= MATERIAL FOR THIS TASK =
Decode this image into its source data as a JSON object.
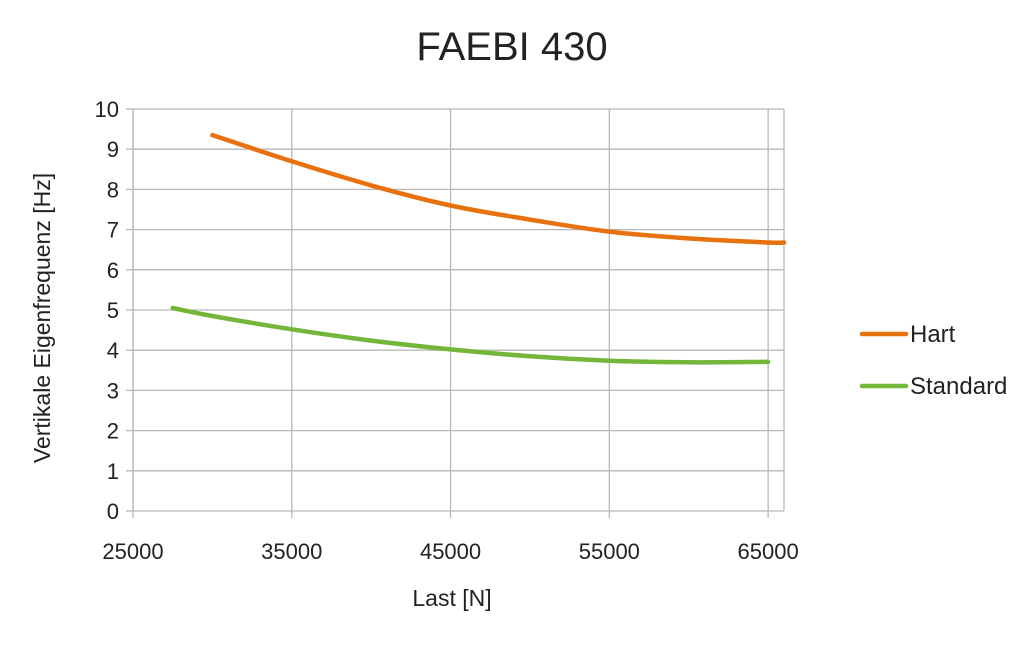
{
  "chart_data": {
    "type": "line",
    "title": "FAEBI 430",
    "xlabel": "Last [N]",
    "ylabel": "Vertikale Eigenfrequenz [Hz]",
    "xlim": [
      25000,
      66000
    ],
    "ylim": [
      0,
      10
    ],
    "x_ticks": [
      25000,
      35000,
      45000,
      55000,
      65000
    ],
    "y_ticks": [
      0,
      1,
      2,
      3,
      4,
      5,
      6,
      7,
      8,
      9,
      10
    ],
    "grid": true,
    "legend_position": "right",
    "series": [
      {
        "name": "Hart",
        "color": "#E8710F",
        "x": [
          30000,
          35000,
          40000,
          45000,
          50000,
          55000,
          60000,
          65000,
          66000
        ],
        "y": [
          9.35,
          8.7,
          8.1,
          7.6,
          7.25,
          6.95,
          6.78,
          6.68,
          6.68
        ]
      },
      {
        "name": "Standard",
        "color": "#73B63A",
        "x": [
          27500,
          30000,
          35000,
          40000,
          45000,
          50000,
          55000,
          60000,
          65000
        ],
        "y": [
          5.05,
          4.85,
          4.52,
          4.24,
          4.02,
          3.85,
          3.74,
          3.7,
          3.71
        ]
      }
    ]
  }
}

= TASK DIRECTIONS =
Every entry must be written out exactly, with all pictures left out.

= SOLVED PROBLEM =
Decode this image into its source data as a JSON object.
{
  "chart_data": {
    "type": "line",
    "title": "FAEBI 430",
    "xlabel": "Last [N]",
    "ylabel": "Vertikale Eigenfrequenz [Hz]",
    "xlim": [
      25000,
      66000
    ],
    "ylim": [
      0,
      10
    ],
    "x_ticks": [
      25000,
      35000,
      45000,
      55000,
      65000
    ],
    "y_ticks": [
      0,
      1,
      2,
      3,
      4,
      5,
      6,
      7,
      8,
      9,
      10
    ],
    "grid": true,
    "legend_position": "right",
    "series": [
      {
        "name": "Hart",
        "color": "#E8710F",
        "x": [
          30000,
          35000,
          40000,
          45000,
          50000,
          55000,
          60000,
          65000,
          66000
        ],
        "y": [
          9.35,
          8.7,
          8.1,
          7.6,
          7.25,
          6.95,
          6.78,
          6.68,
          6.68
        ]
      },
      {
        "name": "Standard",
        "color": "#73B63A",
        "x": [
          27500,
          30000,
          35000,
          40000,
          45000,
          50000,
          55000,
          60000,
          65000
        ],
        "y": [
          5.05,
          4.85,
          4.52,
          4.24,
          4.02,
          3.85,
          3.74,
          3.7,
          3.71
        ]
      }
    ]
  }
}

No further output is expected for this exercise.